DIRECTION →
Return the data exactly, with all pictures removed.

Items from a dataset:
------------------------------------------------
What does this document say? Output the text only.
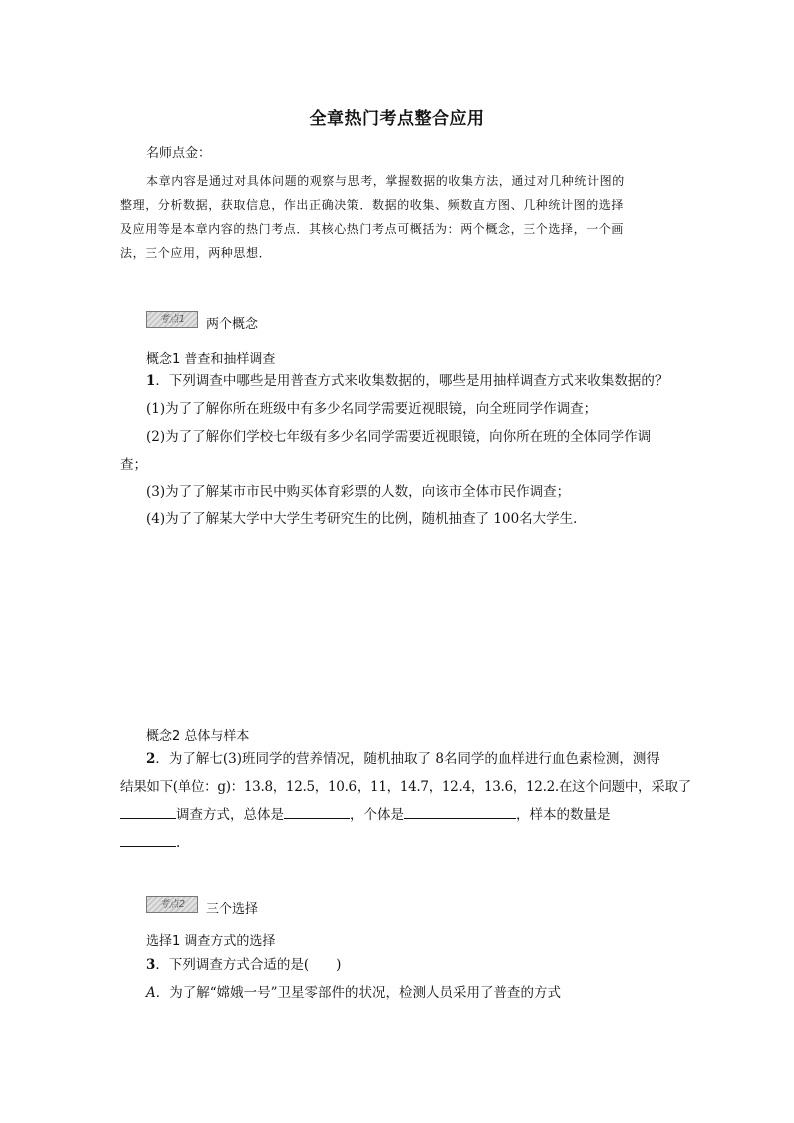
全章热门考点整合应用
名师点金：
本章内容是通过对具体问题的观察与思考，掌握数据的收集方法，通过对几种统计图的
整理，分析数据，获取信息，作出正确决策．数据的收集、频数直方图、几种统计图的选择
及应用等是本章内容的热门考点．其核心热门考点可概括为：两个概念，三个选择，一个画
法，三个应用，两种思想．
考点1	两个概念
概念1 普查和抽样调查
1．下列调查中哪些是用普查方式来收集数据的，哪些是用抽样调查方式来收集数据的？
(1)为了了解你所在班级中有多少名同学需要近视眼镜，向全班同学作调查；
(2)为了了解你们学校七年级有多少名同学需要近视眼镜，向你所在班的全体同学作调
查；
(3)为了了解某市市民中购买体育彩票的人数，向该市全体市民作调查；
(4)为了了解某大学中大学生考研究生的比例，随机抽查了 100名大学生．
概念2 总体与样本
2．为了解七(3)班同学的营养情况，随机抽取了 8名同学的血样进行血色素检测，测得
结果如下(单位：g)：13.8，12.5，10.6，11，14.7，12.4，13.6，12.2.在这个问题中，采取了
调查方式，总体是	，个体是	，样本的数量是
.
考点2	三个选择
选择1 调查方式的选择
3．下列调查方式合适的是(　　)
A．为了解“嫦娥一号”卫星零部件的状况，检测人员采用了普查的方式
------------------------------------------------
ANSWER IN FULL →
What does this document say? Output the text only.
全章热门考点整合应用
名师点金：
本章内容是通过对具体问题的观察与思考，掌握数据的收集方法，通过对几种统计图的
整理，分析数据，获取信息，作出正确决策．数据的收集、频数直方图、几种统计图的选择
及应用等是本章内容的热门考点．其核心热门考点可概括为：两个概念，三个选择，一个画
法，三个应用，两种思想．
考点1	两个概念
概念1 普查和抽样调查
1．下列调查中哪些是用普查方式来收集数据的，哪些是用抽样调查方式来收集数据的？
(1)为了了解你所在班级中有多少名同学需要近视眼镜，向全班同学作调查；
(2)为了了解你们学校七年级有多少名同学需要近视眼镜，向你所在班的全体同学作调
查；
(3)为了了解某市市民中购买体育彩票的人数，向该市全体市民作调查；
(4)为了了解某大学中大学生考研究生的比例，随机抽查了 100名大学生．
概念2 总体与样本
2．为了解七(3)班同学的营养情况，随机抽取了 8名同学的血样进行血色素检测，测得
结果如下(单位：g)：13.8，12.5，10.6，11，14.7，12.4，13.6，12.2.在这个问题中，采取了
调查方式，总体是	，个体是	，样本的数量是
.
考点2	三个选择
选择1 调查方式的选择
3．下列调查方式合适的是(　　)
A．为了解“嫦娥一号”卫星零部件的状况，检测人员采用了普查的方式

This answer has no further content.